# Exercise details
Print all entries precisely as they are written.

--- Begin Records provided ---

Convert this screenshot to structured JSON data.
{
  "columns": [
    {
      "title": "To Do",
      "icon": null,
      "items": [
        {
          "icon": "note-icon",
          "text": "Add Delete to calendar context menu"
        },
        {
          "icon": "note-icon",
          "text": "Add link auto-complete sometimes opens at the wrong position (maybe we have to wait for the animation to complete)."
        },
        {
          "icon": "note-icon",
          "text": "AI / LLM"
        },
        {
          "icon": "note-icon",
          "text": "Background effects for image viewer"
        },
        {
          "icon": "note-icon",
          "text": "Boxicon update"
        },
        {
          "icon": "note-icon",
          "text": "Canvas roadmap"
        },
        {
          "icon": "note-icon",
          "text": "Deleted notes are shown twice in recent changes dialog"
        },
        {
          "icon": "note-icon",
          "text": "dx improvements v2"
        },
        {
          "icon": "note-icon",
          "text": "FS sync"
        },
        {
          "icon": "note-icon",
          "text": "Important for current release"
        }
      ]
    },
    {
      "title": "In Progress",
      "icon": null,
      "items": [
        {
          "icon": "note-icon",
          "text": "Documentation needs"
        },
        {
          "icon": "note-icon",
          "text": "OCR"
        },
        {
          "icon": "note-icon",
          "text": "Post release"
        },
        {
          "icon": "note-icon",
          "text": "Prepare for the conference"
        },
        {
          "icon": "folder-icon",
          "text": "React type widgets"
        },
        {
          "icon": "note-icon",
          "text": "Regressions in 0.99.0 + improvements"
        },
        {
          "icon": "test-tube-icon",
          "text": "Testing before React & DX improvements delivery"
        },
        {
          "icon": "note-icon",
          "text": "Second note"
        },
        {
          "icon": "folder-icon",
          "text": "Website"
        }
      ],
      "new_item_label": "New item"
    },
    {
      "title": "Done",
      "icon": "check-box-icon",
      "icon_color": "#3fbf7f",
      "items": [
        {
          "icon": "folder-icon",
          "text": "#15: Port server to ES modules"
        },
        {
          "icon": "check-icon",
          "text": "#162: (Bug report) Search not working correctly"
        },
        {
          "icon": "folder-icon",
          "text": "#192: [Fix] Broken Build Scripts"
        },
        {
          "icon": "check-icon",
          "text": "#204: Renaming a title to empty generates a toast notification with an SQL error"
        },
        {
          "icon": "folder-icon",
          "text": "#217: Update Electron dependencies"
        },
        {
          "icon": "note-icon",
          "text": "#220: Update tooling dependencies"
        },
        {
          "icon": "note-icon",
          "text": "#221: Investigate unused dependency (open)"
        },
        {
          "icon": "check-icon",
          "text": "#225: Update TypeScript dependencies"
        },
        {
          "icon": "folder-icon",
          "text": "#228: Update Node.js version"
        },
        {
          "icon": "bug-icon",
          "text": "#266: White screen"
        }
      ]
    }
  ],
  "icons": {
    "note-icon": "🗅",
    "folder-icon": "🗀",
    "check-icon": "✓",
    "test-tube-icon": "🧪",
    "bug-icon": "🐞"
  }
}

--- End Records provided ---

# Reply to the exercise
Convert this screenshot to structured JSON data.
{
  "columns": [
    {
      "title": "To Do",
      "icon": null,
      "items": [
        {
          "icon": "note-icon",
          "text": "Add Delete to calendar context menu"
        },
        {
          "icon": "note-icon",
          "text": "Add link auto-complete sometimes opens at the wrong position (maybe we have to wait for the animation to complete)."
        },
        {
          "icon": "note-icon",
          "text": "AI / LLM"
        },
        {
          "icon": "note-icon",
          "text": "Background effects for image viewer"
        },
        {
          "icon": "note-icon",
          "text": "Boxicon update"
        },
        {
          "icon": "note-icon",
          "text": "Canvas roadmap"
        },
        {
          "icon": "note-icon",
          "text": "Deleted notes are shown twice in recent changes dialog"
        },
        {
          "icon": "note-icon",
          "text": "dx improvements v2"
        },
        {
          "icon": "note-icon",
          "text": "FS sync"
        },
        {
          "icon": "note-icon",
          "text": "Important for current release"
        }
      ]
    },
    {
      "title": "In Progress",
      "icon": null,
      "items": [
        {
          "icon": "note-icon",
          "text": "Documentation needs"
        },
        {
          "icon": "note-icon",
          "text": "OCR"
        },
        {
          "icon": "note-icon",
          "text": "Post release"
        },
        {
          "icon": "note-icon",
          "text": "Prepare for the conference"
        },
        {
          "icon": "folder-icon",
          "text": "React type widgets"
        },
        {
          "icon": "note-icon",
          "text": "Regressions in 0.99.0 + improvements"
        },
        {
          "icon": "test-tube-icon",
          "text": "Testing before React & DX improvements delivery"
        },
        {
          "icon": "note-icon",
          "text": "Second note"
        },
        {
          "icon": "folder-icon",
          "text": "Website"
        }
      ],
      "new_item_label": "New item"
    },
    {
      "title": "Done",
      "icon": "check-box-icon",
      "icon_color": "#3fbf7f",
      "items": [
        {
          "icon": "folder-icon",
          "text": "#15: Port server to ES modules"
        },
        {
          "icon": "check-icon",
          "text": "#162: (Bug report) Search not working correctly"
        },
        {
          "icon": "folder-icon",
          "text": "#192: [Fix] Broken Build Scripts"
        },
        {
          "icon": "check-icon",
          "text": "#204: Renaming a title to empty generates a toast notification with an SQL error"
        },
        {
          "icon": "folder-icon",
          "text": "#217: Update Electron dependencies"
        },
        {
          "icon": "note-icon",
          "text": "#220: Update tooling dependencies"
        },
        {
          "icon": "note-icon",
          "text": "#221: Investigate unused dependency (open)"
        },
        {
          "icon": "check-icon",
          "text": "#225: Update TypeScript dependencies"
        },
        {
          "icon": "folder-icon",
          "text": "#228: Update Node.js version"
        },
        {
          "icon": "bug-icon",
          "text": "#266: White screen"
        }
      ]
    }
  ],
  "icons": {
    "note-icon": "🗅",
    "folder-icon": "🗀",
    "check-icon": "✓",
    "test-tube-icon": "🧪",
    "bug-icon": "🐞"
  }
}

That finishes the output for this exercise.